Extracted data entries:
----
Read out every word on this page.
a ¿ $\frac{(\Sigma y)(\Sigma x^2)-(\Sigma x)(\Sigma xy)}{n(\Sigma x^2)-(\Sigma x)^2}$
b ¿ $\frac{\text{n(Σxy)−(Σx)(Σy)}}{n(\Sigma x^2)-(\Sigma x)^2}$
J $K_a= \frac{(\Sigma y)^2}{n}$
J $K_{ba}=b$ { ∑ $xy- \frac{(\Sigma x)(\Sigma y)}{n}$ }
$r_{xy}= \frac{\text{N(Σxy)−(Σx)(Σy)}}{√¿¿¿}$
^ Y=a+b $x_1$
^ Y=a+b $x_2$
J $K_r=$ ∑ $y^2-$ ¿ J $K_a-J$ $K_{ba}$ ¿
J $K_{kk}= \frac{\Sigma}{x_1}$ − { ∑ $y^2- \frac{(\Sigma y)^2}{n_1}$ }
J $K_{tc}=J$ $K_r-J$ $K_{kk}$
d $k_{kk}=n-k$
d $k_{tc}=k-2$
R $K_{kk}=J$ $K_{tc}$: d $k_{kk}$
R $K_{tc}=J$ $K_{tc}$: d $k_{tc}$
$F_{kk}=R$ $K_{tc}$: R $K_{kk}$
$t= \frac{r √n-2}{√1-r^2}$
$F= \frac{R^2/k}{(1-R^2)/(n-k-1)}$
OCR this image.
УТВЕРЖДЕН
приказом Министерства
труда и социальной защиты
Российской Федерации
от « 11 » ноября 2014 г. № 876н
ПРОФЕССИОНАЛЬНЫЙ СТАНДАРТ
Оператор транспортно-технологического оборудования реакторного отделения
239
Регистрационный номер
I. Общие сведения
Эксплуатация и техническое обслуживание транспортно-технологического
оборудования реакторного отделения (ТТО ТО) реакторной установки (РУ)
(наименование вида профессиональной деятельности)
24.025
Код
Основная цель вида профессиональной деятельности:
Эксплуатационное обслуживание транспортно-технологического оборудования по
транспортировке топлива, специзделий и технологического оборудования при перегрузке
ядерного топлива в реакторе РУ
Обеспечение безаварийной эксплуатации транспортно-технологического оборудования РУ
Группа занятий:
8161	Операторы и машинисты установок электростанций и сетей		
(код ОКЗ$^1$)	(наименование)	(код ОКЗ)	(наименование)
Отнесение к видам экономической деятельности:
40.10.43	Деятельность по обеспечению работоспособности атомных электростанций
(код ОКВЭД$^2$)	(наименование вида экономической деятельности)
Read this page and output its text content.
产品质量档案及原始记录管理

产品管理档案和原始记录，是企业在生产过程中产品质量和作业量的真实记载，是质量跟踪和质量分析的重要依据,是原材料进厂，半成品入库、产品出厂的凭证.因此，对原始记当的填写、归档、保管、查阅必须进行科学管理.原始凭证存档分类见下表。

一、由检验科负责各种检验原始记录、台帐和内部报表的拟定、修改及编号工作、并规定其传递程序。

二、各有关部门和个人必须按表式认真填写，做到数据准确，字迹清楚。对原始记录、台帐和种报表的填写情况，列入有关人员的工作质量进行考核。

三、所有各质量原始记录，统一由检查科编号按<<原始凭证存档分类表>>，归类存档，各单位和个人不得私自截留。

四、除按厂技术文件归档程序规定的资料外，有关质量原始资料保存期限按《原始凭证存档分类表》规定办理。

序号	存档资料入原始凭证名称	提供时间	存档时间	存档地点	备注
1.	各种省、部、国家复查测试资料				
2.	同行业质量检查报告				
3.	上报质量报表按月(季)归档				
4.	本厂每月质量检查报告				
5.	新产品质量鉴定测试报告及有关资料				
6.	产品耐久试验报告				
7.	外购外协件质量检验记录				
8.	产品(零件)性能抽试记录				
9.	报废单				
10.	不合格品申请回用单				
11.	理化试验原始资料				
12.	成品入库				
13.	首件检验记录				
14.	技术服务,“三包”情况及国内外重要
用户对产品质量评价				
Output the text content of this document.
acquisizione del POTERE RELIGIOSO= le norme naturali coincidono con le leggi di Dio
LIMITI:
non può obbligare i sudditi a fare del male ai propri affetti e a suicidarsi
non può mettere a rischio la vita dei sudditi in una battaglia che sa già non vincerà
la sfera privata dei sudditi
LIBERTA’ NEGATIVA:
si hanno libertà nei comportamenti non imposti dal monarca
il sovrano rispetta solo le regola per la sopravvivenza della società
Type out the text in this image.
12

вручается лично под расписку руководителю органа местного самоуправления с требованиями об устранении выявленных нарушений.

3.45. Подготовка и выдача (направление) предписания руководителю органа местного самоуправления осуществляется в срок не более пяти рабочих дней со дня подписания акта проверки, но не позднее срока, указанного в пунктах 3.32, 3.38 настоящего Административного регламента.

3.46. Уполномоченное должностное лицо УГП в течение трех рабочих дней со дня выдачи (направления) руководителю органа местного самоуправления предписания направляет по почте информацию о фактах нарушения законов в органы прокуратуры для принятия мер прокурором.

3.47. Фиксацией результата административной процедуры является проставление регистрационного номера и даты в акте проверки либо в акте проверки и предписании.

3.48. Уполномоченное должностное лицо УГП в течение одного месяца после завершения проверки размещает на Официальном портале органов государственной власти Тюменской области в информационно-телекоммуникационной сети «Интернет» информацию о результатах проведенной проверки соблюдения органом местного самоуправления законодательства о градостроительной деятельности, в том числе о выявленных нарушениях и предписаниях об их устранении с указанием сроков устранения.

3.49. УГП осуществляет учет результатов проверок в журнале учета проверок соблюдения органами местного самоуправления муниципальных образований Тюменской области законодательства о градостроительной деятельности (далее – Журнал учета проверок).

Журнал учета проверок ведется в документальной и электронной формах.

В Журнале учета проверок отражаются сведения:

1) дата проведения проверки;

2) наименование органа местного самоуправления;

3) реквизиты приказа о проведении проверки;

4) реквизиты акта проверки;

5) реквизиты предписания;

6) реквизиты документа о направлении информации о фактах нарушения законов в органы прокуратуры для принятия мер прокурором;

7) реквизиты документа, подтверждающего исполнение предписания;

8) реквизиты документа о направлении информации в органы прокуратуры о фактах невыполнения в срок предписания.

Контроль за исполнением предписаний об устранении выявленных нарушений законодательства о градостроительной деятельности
----
Copy the material above back out, exactly as written.

Written answer:
Read out every word on this page.
a ¿ $\frac{(\Sigma y)(\Sigma x^2)-(\Sigma x)(\Sigma xy)}{n(\Sigma x^2)-(\Sigma x)^2}$
b ¿ $\frac{\text{n(Σxy)−(Σx)(Σy)}}{n(\Sigma x^2)-(\Sigma x)^2}$
J $K_a= \frac{(\Sigma y)^2}{n}$
J $K_{ba}=b$ { ∑ $xy- \frac{(\Sigma x)(\Sigma y)}{n}$ }
$r_{xy}= \frac{\text{N(Σxy)−(Σx)(Σy)}}{√¿¿¿}$
^ Y=a+b $x_1$
^ Y=a+b $x_2$
J $K_r=$ ∑ $y^2-$ ¿ J $K_a-J$ $K_{ba}$ ¿
J $K_{kk}= \frac{\Sigma}{x_1}$ − { ∑ $y^2- \frac{(\Sigma y)^2}{n_1}$ }
J $K_{tc}=J$ $K_r-J$ $K_{kk}$
d $k_{kk}=n-k$
d $k_{tc}=k-2$
R $K_{kk}=J$ $K_{tc}$: d $k_{kk}$
R $K_{tc}=J$ $K_{tc}$: d $k_{tc}$
$F_{kk}=R$ $K_{tc}$: R $K_{kk}$
$t= \frac{r √n-2}{√1-r^2}$
$F= \frac{R^2/k}{(1-R^2)/(n-k-1)}$
OCR this image.
УТВЕРЖДЕН
приказом Министерства
труда и социальной защиты
Российской Федерации
от « 11 » ноября 2014 г. № 876н
ПРОФЕССИОНАЛЬНЫЙ СТАНДАРТ
Оператор транспортно-технологического оборудования реакторного отделения
239
Регистрационный номер
I. Общие сведения
Эксплуатация и техническое обслуживание транспортно-технологического
оборудования реакторного отделения (ТТО ТО) реакторной установки (РУ)
(наименование вида профессиональной деятельности)
24.025
Код
Основная цель вида профессиональной деятельности:
Эксплуатационное обслуживание транспортно-технологического оборудования по
транспортировке топлива, специзделий и технологического оборудования при перегрузке
ядерного топлива в реакторе РУ
Обеспечение безаварийной эксплуатации транспортно-технологического оборудования РУ
Группа занятий:
8161	Операторы и машинисты установок электростанций и сетей		
(код ОКЗ$^1$)	(наименование)	(код ОКЗ)	(наименование)
Отнесение к видам экономической деятельности:
40.10.43	Деятельность по обеспечению работоспособности атомных электростанций
(код ОКВЭД$^2$)	(наименование вида экономической деятельности)
Read this page and output its text content.
产品质量档案及原始记录管理

产品管理档案和原始记录，是企业在生产过程中产品质量和作业量的真实记载，是质量跟踪和质量分析的重要依据,是原材料进厂，半成品入库、产品出厂的凭证.因此，对原始记当的填写、归档、保管、查阅必须进行科学管理.原始凭证存档分类见下表。

一、由检验科负责各种检验原始记录、台帐和内部报表的拟定、修改及编号工作、并规定其传递程序。

二、各有关部门和个人必须按表式认真填写，做到数据准确，字迹清楚。对原始记录、台帐和种报表的填写情况，列入有关人员的工作质量进行考核。

三、所有各质量原始记录，统一由检查科编号按<<原始凭证存档分类表>>，归类存档，各单位和个人不得私自截留。

四、除按厂技术文件归档程序规定的资料外，有关质量原始资料保存期限按《原始凭证存档分类表》规定办理。

序号	存档资料入原始凭证名称	提供时间	存档时间	存档地点	备注
1.	各种省、部、国家复查测试资料				
2.	同行业质量检查报告				
3.	上报质量报表按月(季)归档				
4.	本厂每月质量检查报告				
5.	新产品质量鉴定测试报告及有关资料				
6.	产品耐久试验报告				
7.	外购外协件质量检验记录				
8.	产品(零件)性能抽试记录				
9.	报废单				
10.	不合格品申请回用单				
11.	理化试验原始资料				
12.	成品入库				
13.	首件检验记录				
14.	技术服务,“三包”情况及国内外重要
用户对产品质量评价				
Output the text content of this document.
acquisizione del POTERE RELIGIOSO= le norme naturali coincidono con le leggi di Dio
LIMITI:
non può obbligare i sudditi a fare del male ai propri affetti e a suicidarsi
non può mettere a rischio la vita dei sudditi in una battaglia che sa già non vincerà
la sfera privata dei sudditi
LIBERTA’ NEGATIVA:
si hanno libertà nei comportamenti non imposti dal monarca
il sovrano rispetta solo le regola per la sopravvivenza della società
Type out the text in this image.
12

вручается лично под расписку руководителю органа местного самоуправления с требованиями об устранении выявленных нарушений.

3.45. Подготовка и выдача (направление) предписания руководителю органа местного самоуправления осуществляется в срок не более пяти рабочих дней со дня подписания акта проверки, но не позднее срока, указанного в пунктах 3.32, 3.38 настоящего Административного регламента.

3.46. Уполномоченное должностное лицо УГП в течение трех рабочих дней со дня выдачи (направления) руководителю органа местного самоуправления предписания направляет по почте информацию о фактах нарушения законов в органы прокуратуры для принятия мер прокурором.

3.47. Фиксацией результата административной процедуры является проставление регистрационного номера и даты в акте проверки либо в акте проверки и предписании.

3.48. Уполномоченное должностное лицо УГП в течение одного месяца после завершения проверки размещает на Официальном портале органов государственной власти Тюменской области в информационно-телекоммуникационной сети «Интернет» информацию о результатах проведенной проверки соблюдения органом местного самоуправления законодательства о градостроительной деятельности, в том числе о выявленных нарушениях и предписаниях об их устранении с указанием сроков устранения.

3.49. УГП осуществляет учет результатов проверок в журнале учета проверок соблюдения органами местного самоуправления муниципальных образований Тюменской области законодательства о градостроительной деятельности (далее – Журнал учета проверок).

Журнал учета проверок ведется в документальной и электронной формах.

В Журнале учета проверок отражаются сведения:

1) дата проведения проверки;

2) наименование органа местного самоуправления;

3) реквизиты приказа о проведении проверки;

4) реквизиты акта проверки;

5) реквизиты предписания;

6) реквизиты документа о направлении информации о фактах нарушения законов в органы прокуратуры для принятия мер прокурором;

7) реквизиты документа, подтверждающего исполнение предписания;

8) реквизиты документа о направлении информации в органы прокуратуры о фактах невыполнения в срок предписания.

Контроль за исполнением предписаний об устранении выявленных нарушений законодательства о градостроительной деятельности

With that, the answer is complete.